Exercise brief:
Reproduce every line of the records below word for word, leaving nothing out and changing nothing.

[Extracted records]
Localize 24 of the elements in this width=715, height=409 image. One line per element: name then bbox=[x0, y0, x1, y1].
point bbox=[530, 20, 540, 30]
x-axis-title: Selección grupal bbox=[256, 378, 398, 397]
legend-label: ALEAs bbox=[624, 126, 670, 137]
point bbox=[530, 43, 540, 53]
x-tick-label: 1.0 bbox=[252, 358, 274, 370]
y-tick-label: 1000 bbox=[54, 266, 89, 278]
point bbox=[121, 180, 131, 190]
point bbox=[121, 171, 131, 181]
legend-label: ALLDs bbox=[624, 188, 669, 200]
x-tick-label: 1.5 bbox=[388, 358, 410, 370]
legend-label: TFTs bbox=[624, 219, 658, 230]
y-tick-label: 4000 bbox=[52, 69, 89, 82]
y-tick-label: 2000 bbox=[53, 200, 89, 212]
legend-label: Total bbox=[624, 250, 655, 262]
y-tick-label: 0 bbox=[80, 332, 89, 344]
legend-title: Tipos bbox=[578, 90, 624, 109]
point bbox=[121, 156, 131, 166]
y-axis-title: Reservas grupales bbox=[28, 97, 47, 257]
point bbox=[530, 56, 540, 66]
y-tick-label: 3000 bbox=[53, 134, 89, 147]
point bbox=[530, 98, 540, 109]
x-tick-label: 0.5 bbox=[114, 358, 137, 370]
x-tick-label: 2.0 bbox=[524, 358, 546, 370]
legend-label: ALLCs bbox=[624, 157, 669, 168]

Answer to the task:
Localize 24 of the elements in this width=715, height=409 image. One line per element: name then bbox=[x0, y0, x1, y1].
point bbox=[530, 20, 540, 30]
x-axis-title: Selección grupal bbox=[256, 378, 398, 397]
legend-label: ALEAs bbox=[624, 126, 670, 137]
point bbox=[530, 43, 540, 53]
x-tick-label: 1.0 bbox=[252, 358, 274, 370]
y-tick-label: 1000 bbox=[54, 266, 89, 278]
point bbox=[121, 180, 131, 190]
point bbox=[121, 171, 131, 181]
legend-label: ALLDs bbox=[624, 188, 669, 200]
x-tick-label: 1.5 bbox=[388, 358, 410, 370]
legend-label: TFTs bbox=[624, 219, 658, 230]
y-tick-label: 4000 bbox=[52, 69, 89, 82]
y-tick-label: 2000 bbox=[53, 200, 89, 212]
legend-label: Total bbox=[624, 250, 655, 262]
y-tick-label: 0 bbox=[80, 332, 89, 344]
legend-title: Tipos bbox=[578, 90, 624, 109]
point bbox=[121, 156, 131, 166]
y-axis-title: Reservas grupales bbox=[28, 97, 47, 257]
point bbox=[530, 56, 540, 66]
y-tick-label: 3000 bbox=[53, 134, 89, 147]
point bbox=[530, 98, 540, 109]
x-tick-label: 0.5 bbox=[114, 358, 137, 370]
x-tick-label: 2.0 bbox=[524, 358, 546, 370]
legend-label: ALLCs bbox=[624, 157, 669, 168]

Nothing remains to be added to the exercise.